◆ Records for the task ◆
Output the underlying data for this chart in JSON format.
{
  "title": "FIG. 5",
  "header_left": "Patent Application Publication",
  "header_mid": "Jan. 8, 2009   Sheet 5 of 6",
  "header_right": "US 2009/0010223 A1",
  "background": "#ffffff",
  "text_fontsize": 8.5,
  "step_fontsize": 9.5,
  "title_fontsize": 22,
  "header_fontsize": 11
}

◆ Directive ◆
Nothing should be left out: return all of the records exactly.

◆ Solution to this task ◆
Output the underlying data for this chart in JSON format.
{
  "title": "FIG. 5",
  "header_left": "Patent Application Publication",
  "header_mid": "Jan. 8, 2009   Sheet 5 of 6",
  "header_right": "US 2009/0010223 A1",
  "background": "#ffffff",
  "text_fontsize": 8.5,
  "step_fontsize": 9.5,
  "title_fontsize": 22,
  "header_fontsize": 11
}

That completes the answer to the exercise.